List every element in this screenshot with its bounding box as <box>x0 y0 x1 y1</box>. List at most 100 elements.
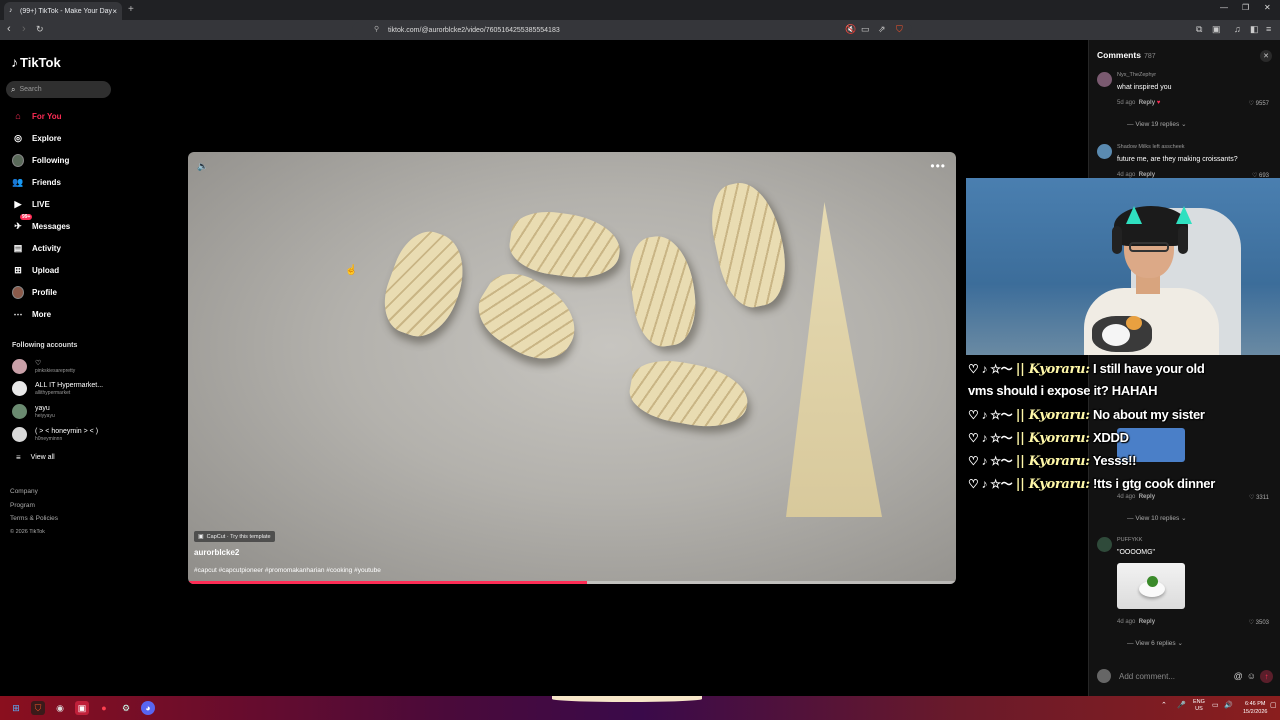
comment-text: what inspired you <box>1117 84 1172 91</box>
emoji-icon[interactable]: ☺ <box>1247 671 1256 681</box>
share-icon[interactable]: ⇗ <box>878 24 886 35</box>
tray-app-icon[interactable]: 🎤 <box>1177 701 1186 709</box>
comment-item: PUFFYKK "OOOOMG" 4d ago Reply ♡ 3503 — V… <box>1097 537 1273 653</box>
nav-activity[interactable]: ▤ Activity <box>12 241 61 255</box>
comment-username[interactable]: Shadow Milks left asscheek <box>1117 144 1185 150</box>
view-replies-button[interactable]: — View 10 replies ⌄ <box>1127 514 1187 522</box>
windows-start-icon[interactable]: ⊞ <box>9 701 23 715</box>
template-label: CapCut · Try this template <box>206 533 271 540</box>
view-replies-button[interactable]: — View 6 replies ⌄ <box>1127 639 1183 647</box>
view-replies-label: View 10 replies <box>1135 515 1180 522</box>
new-tab-icon[interactable]: + <box>128 4 134 15</box>
account-item[interactable]: ( ˃ ˂ honeymin ˃ ˂ ) h0neyminnn <box>12 427 98 442</box>
capcut-template-button[interactable]: ▣ CapCut · Try this template <box>194 531 275 542</box>
comment-sticker-image[interactable] <box>1117 563 1185 609</box>
steam-icon[interactable]: ⚙ <box>119 701 133 715</box>
view-all-link[interactable]: ≡ View all <box>16 453 55 462</box>
home-icon: ⌂ <box>15 111 21 121</box>
chat-message: ♡ ♪ ☆〜 || Kyoraru: XDDD <box>968 429 1129 446</box>
footer-link-terms[interactable]: Terms & Policies <box>10 512 58 526</box>
compass-icon: ◎ <box>14 132 22 143</box>
avatar[interactable] <box>1097 72 1112 87</box>
nav-live[interactable]: ▶ LIVE <box>12 197 50 211</box>
media-icon[interactable]: ♫ <box>1234 24 1241 34</box>
back-icon[interactable]: ‹ <box>7 23 11 35</box>
video-progress-bar[interactable] <box>188 581 956 584</box>
browser-tab-bar: ♪ (99+) TikTok - Make Your Day × + — ❐ ✕ <box>0 0 1280 20</box>
nav-profile[interactable]: Profile <box>12 285 57 299</box>
extensions-icon[interactable]: ⧉ <box>1196 24 1202 35</box>
list-icon: ≡ <box>16 453 21 462</box>
close-comments-icon[interactable]: ✕ <box>1260 50 1272 62</box>
nav-label: Friends <box>32 177 61 187</box>
send-comment-icon[interactable]: ↑ <box>1260 669 1273 683</box>
nav-explore[interactable]: ◎ Explore <box>12 131 61 145</box>
account-item[interactable]: ♡ pinkskiesarepretty <box>12 359 75 374</box>
menu-icon[interactable]: ≡ <box>1266 24 1271 34</box>
sidebar-toggle-icon[interactable]: ◧ <box>1250 24 1259 35</box>
brave-browser-icon[interactable]: ⛉ <box>31 701 45 715</box>
volume-icon[interactable]: 🔈 <box>197 161 208 172</box>
avatar[interactable] <box>1097 537 1112 552</box>
brave-shields-icon[interactable]: ⛉ <box>896 24 903 35</box>
minimize-icon[interactable]: — <box>1220 3 1228 12</box>
install-icon[interactable]: ▭ <box>861 24 870 35</box>
volume-tray-icon[interactable]: 🔊 <box>1224 701 1233 709</box>
search-input[interactable]: ⌕ Search <box>6 81 111 98</box>
close-window-icon[interactable]: ✕ <box>1264 3 1271 12</box>
keyboard-layout-label: US <box>1195 706 1203 712</box>
chrome-icon[interactable]: ◉ <box>53 701 67 715</box>
view-replies-button[interactable]: — View 19 replies ⌄ <box>1127 120 1187 128</box>
video-player[interactable]: 🔈 ••• ☝ ▣ CapCut · Try this template aur… <box>188 152 956 584</box>
comment-username[interactable]: Nyx_TheZephyr <box>1117 72 1156 78</box>
url-field[interactable]: ⚲ tiktok.com/@aurorblcke2/video/76051642… <box>352 22 912 38</box>
notifications-icon[interactable]: ▢ <box>1270 701 1277 709</box>
address-bar-row: ‹ › ↻ 🔖 ⚲ tiktok.com/@aurorblcke2/video/… <box>0 20 1280 40</box>
network-icon[interactable]: ▭ <box>1212 701 1219 709</box>
obs-icon[interactable]: ● <box>97 701 111 715</box>
view-all-label: View all <box>30 454 55 461</box>
wallet-icon[interactable]: ▣ <box>1212 24 1221 35</box>
nav-for-you[interactable]: ⌂ For You <box>12 109 61 123</box>
account-item[interactable]: yayu heiyyayu <box>12 404 55 419</box>
reply-button[interactable]: Reply <box>1139 100 1155 106</box>
system-clock[interactable]: 6:46 PM 15/2/2026 <box>1243 700 1267 716</box>
like-count[interactable]: ♡ 3311 <box>1249 494 1269 501</box>
video-author[interactable]: aurorblcke2 <box>194 548 239 557</box>
mute-tab-icon[interactable]: 🔇 <box>845 24 856 35</box>
restore-icon[interactable]: ❐ <box>1242 3 1249 12</box>
mention-icon[interactable]: @ <box>1234 671 1243 681</box>
footer-link-program[interactable]: Program <box>10 499 58 513</box>
reply-button[interactable]: Reply <box>1139 619 1155 625</box>
nav-following[interactable]: Following <box>12 153 69 167</box>
footer-link-company[interactable]: Company <box>10 485 58 499</box>
like-count[interactable]: ♡ 3503 <box>1249 619 1269 626</box>
tray-overflow-icon[interactable]: ⌃ <box>1161 701 1167 709</box>
nav-more[interactable]: ⋯ More <box>12 307 52 321</box>
tiktok-favicon-icon: ♪ <box>9 7 13 14</box>
app-icon[interactable]: ▣ <box>75 701 89 715</box>
chat-text: I still have your old <box>1093 361 1205 376</box>
forward-icon[interactable]: › <box>22 23 26 35</box>
tiktok-logo[interactable]: ♪ TikTok <box>11 54 61 70</box>
reload-icon[interactable]: ↻ <box>36 24 44 35</box>
close-tab-icon[interactable]: × <box>112 7 117 16</box>
more-options-icon[interactable]: ••• <box>930 159 946 173</box>
nav-label: Messages <box>32 221 71 231</box>
browser-tab[interactable]: ♪ (99+) TikTok - Make Your Day × <box>4 2 122 20</box>
reply-button[interactable]: Reply <box>1139 494 1155 500</box>
account-item[interactable]: ALL IT Hypermarket... allithypermarket <box>12 381 103 396</box>
add-comment-input[interactable]: Add comment... <box>1119 672 1234 681</box>
like-count[interactable]: ♡ 9557 <box>1249 100 1269 107</box>
site-info-icon[interactable]: ⚲ <box>374 25 379 33</box>
nav-messages[interactable]: ✈ 99+ Messages <box>12 214 71 233</box>
discord-icon[interactable]: ◕ <box>141 701 155 715</box>
comment-username[interactable]: PUFFYKK <box>1117 537 1142 543</box>
avatar[interactable] <box>1097 144 1112 159</box>
nav-upload[interactable]: ⊞ Upload <box>12 263 59 277</box>
language-indicator[interactable]: ENG US <box>1193 699 1205 713</box>
creator-like-icon: ♥ <box>1156 100 1161 106</box>
nav-friends[interactable]: 👥 Friends <box>12 175 61 189</box>
chat-badges: ♡ ♪ ☆〜 <box>968 408 1013 422</box>
video-hashtags[interactable]: #capcut #capcutpioneer #promomakanharian… <box>194 567 381 574</box>
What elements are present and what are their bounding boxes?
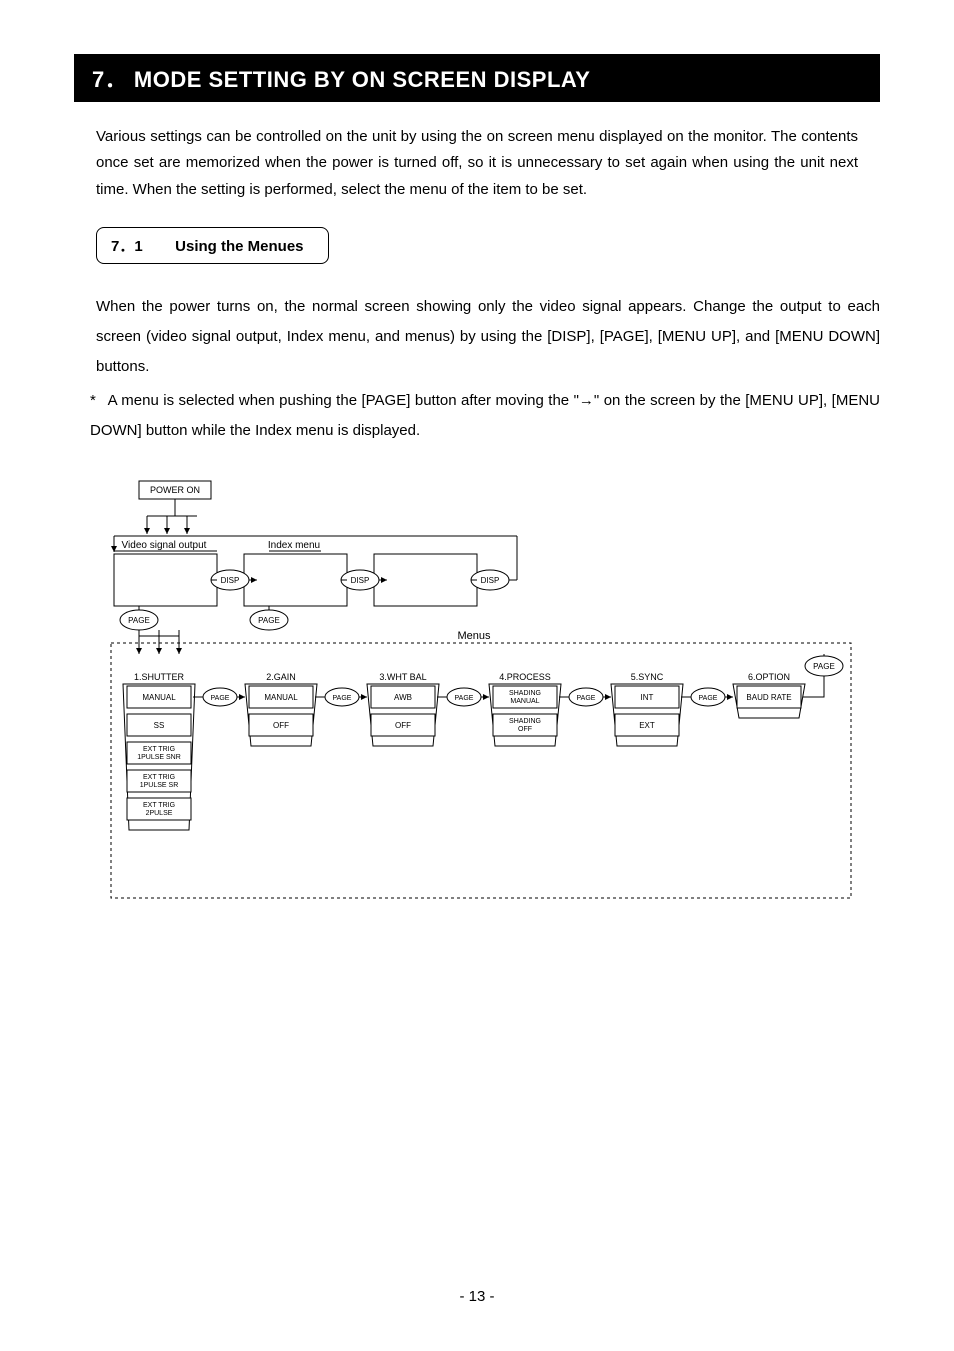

**What needs to be done:**
Find every line in the records that contains the string "View" and copy each of those lines.

**Result below:**
view-replies-button[interactable]: — View 10 replies ⌄ <box>1127 514 1187 522</box>
view-replies-button[interactable]: — View 6 replies ⌄ <box>1127 639 1183 647</box>
view-replies-label: View 10 replies <box>1135 515 1180 522</box>
view-all-link[interactable]: ≡ View all <box>16 453 55 462</box>
view-replies-button[interactable]: — View 19 replies ⌄ <box>1127 120 1187 128</box>
view-all-label: View all <box>30 454 55 461</box>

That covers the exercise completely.